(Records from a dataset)

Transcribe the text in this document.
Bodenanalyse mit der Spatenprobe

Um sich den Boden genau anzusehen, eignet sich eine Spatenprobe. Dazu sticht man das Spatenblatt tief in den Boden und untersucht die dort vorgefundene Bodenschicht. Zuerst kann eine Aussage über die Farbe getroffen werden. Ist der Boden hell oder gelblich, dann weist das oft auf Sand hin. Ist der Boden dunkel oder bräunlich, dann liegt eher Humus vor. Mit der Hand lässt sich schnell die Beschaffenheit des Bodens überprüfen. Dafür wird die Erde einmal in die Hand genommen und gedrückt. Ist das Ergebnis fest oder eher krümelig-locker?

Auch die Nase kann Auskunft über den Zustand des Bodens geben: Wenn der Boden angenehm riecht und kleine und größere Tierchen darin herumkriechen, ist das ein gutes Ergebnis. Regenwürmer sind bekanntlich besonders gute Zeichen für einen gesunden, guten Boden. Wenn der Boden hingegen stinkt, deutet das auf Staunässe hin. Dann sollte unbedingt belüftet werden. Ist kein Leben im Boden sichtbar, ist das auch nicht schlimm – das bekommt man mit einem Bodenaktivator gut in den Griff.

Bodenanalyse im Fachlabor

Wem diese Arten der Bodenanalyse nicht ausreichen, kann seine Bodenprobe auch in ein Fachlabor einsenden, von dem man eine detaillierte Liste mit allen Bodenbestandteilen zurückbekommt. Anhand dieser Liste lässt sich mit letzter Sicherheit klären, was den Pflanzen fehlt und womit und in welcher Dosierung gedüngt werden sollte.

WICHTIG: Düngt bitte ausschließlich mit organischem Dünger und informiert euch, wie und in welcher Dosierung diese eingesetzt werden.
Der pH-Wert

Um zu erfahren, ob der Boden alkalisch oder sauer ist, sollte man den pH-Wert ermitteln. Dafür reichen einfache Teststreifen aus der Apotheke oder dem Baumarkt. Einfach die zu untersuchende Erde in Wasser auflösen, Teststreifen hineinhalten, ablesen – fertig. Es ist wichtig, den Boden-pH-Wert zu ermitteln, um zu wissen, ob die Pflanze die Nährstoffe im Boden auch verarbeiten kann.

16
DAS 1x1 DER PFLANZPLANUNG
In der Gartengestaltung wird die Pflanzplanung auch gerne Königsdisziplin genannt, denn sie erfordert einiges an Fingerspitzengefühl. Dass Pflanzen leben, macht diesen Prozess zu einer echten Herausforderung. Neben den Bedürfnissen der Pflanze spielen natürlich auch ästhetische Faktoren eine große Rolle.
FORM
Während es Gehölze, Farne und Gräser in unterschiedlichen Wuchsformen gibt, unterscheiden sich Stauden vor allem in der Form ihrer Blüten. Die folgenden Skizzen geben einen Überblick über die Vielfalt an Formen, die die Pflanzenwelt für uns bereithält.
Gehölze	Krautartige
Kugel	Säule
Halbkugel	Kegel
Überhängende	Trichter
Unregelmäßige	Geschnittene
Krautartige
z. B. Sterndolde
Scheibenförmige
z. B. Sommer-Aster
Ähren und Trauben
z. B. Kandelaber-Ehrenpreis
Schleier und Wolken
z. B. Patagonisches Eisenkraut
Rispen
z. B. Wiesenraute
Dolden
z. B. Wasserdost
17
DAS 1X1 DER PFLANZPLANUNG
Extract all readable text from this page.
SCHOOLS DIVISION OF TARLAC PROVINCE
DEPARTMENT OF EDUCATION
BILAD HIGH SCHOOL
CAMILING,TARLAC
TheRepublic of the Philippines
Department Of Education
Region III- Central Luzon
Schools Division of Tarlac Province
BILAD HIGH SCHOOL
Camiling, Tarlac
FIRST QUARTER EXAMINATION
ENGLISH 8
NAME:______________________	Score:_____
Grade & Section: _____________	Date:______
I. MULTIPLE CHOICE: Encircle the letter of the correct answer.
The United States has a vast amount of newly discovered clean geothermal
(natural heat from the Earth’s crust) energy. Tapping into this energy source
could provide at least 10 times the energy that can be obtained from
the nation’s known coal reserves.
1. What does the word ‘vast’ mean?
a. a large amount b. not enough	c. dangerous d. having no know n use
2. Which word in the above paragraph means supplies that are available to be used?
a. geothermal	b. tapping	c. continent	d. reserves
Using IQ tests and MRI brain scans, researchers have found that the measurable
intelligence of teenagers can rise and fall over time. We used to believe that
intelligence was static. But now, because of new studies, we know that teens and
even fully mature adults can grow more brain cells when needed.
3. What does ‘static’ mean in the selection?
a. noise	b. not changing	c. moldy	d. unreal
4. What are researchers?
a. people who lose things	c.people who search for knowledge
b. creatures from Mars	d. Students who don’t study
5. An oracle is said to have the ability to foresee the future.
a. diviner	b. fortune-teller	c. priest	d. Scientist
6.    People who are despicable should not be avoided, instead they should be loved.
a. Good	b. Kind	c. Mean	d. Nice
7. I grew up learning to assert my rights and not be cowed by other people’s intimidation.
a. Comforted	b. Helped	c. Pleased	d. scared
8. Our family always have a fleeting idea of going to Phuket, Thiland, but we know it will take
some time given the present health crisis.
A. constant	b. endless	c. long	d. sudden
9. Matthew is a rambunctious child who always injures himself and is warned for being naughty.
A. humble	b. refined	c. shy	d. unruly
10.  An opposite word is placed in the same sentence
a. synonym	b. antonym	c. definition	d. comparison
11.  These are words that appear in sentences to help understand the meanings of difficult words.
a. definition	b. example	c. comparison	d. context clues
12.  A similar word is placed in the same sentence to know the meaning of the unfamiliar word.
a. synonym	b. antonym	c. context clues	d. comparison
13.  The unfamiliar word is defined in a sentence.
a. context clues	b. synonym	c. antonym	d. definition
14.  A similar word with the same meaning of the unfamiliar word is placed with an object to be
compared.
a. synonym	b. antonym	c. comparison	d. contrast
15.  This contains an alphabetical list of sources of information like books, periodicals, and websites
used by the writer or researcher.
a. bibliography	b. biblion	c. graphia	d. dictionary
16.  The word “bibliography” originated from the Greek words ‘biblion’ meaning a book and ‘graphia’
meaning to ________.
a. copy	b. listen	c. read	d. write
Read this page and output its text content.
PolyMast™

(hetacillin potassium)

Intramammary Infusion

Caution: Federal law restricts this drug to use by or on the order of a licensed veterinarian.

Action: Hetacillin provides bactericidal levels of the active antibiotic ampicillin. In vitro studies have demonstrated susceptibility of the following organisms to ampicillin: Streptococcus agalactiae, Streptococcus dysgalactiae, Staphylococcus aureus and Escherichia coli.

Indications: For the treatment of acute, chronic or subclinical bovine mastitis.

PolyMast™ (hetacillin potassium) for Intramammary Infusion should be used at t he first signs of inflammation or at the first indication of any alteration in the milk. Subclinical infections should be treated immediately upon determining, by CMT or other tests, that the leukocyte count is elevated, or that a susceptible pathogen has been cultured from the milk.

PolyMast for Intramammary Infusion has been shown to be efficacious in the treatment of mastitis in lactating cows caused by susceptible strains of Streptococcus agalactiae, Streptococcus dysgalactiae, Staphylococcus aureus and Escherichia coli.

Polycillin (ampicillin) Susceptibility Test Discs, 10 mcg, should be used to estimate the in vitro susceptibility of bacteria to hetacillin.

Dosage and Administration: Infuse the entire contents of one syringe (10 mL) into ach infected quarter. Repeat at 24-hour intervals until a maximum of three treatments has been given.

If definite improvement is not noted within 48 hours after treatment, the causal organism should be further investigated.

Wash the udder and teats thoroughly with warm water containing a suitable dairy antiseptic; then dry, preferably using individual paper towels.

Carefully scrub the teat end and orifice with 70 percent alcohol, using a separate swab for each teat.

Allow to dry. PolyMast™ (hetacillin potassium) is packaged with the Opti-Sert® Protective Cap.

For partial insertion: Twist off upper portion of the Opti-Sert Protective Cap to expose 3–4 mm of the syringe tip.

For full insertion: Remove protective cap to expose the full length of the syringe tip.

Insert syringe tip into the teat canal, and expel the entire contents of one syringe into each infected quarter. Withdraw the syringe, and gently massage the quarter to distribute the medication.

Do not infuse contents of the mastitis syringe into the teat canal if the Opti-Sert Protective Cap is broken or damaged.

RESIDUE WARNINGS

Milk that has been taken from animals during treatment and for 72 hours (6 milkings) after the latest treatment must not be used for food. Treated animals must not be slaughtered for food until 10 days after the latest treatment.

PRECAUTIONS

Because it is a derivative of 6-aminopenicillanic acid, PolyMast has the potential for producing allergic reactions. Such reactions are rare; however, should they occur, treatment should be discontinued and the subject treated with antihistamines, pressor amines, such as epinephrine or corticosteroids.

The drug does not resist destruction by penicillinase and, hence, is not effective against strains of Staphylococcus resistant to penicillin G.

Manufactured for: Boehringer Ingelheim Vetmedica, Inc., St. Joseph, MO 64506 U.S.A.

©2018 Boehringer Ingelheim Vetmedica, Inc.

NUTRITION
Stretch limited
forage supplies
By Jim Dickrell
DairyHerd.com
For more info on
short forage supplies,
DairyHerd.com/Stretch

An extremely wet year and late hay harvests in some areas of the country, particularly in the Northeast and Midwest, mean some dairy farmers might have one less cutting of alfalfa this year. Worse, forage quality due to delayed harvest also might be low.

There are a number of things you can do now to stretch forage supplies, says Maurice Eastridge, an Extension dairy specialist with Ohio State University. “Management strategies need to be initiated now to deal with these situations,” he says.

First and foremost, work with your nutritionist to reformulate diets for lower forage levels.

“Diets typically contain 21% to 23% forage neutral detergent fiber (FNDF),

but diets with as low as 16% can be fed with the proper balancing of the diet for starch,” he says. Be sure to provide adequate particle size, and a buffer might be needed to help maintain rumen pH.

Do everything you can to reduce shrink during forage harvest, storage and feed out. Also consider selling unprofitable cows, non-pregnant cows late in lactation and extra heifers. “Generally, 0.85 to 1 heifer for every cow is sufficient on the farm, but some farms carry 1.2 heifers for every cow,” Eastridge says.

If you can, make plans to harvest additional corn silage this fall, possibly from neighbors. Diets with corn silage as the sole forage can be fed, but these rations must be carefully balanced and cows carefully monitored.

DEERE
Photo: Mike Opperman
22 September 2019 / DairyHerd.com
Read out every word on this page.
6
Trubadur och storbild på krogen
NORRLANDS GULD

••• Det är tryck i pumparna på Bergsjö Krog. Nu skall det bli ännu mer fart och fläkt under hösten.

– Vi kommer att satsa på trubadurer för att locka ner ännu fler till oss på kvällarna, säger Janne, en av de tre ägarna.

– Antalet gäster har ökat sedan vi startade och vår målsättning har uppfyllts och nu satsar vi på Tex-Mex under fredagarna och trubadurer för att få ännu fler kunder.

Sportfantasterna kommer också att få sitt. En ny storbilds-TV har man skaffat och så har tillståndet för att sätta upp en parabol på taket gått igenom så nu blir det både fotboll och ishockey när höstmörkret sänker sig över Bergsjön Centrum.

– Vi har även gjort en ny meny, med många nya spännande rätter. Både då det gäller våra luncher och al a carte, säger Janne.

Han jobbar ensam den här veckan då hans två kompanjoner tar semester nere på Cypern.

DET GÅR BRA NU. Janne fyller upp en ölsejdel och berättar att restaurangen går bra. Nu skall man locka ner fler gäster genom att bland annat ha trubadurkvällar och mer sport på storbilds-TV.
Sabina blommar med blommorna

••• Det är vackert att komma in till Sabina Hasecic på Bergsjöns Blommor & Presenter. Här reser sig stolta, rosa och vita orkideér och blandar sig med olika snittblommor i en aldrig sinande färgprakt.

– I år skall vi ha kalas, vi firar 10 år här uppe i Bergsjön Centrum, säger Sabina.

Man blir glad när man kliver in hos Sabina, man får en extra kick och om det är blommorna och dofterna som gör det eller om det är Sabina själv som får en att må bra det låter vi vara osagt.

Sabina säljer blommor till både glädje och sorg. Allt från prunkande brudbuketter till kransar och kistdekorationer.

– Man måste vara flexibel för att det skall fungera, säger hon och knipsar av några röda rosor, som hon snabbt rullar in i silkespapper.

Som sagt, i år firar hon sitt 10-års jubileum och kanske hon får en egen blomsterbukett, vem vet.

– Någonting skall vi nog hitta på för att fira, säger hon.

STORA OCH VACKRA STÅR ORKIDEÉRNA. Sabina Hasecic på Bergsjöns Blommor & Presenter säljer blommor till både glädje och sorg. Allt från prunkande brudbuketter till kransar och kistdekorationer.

**YOUR TASK**.
When the word "fall" shows up in a line of the entries, report that line.

**SOLUTION FOR THIS TASK**.
intelligence of teenagers can rise and fall over time. We used to believe that
If you can, make plans to harvest additional corn silage this fall, possibly from neighbors. Diets with corn silage as the sole forage can be fed, but these rations must be carefully balanced and cows carefully monitored.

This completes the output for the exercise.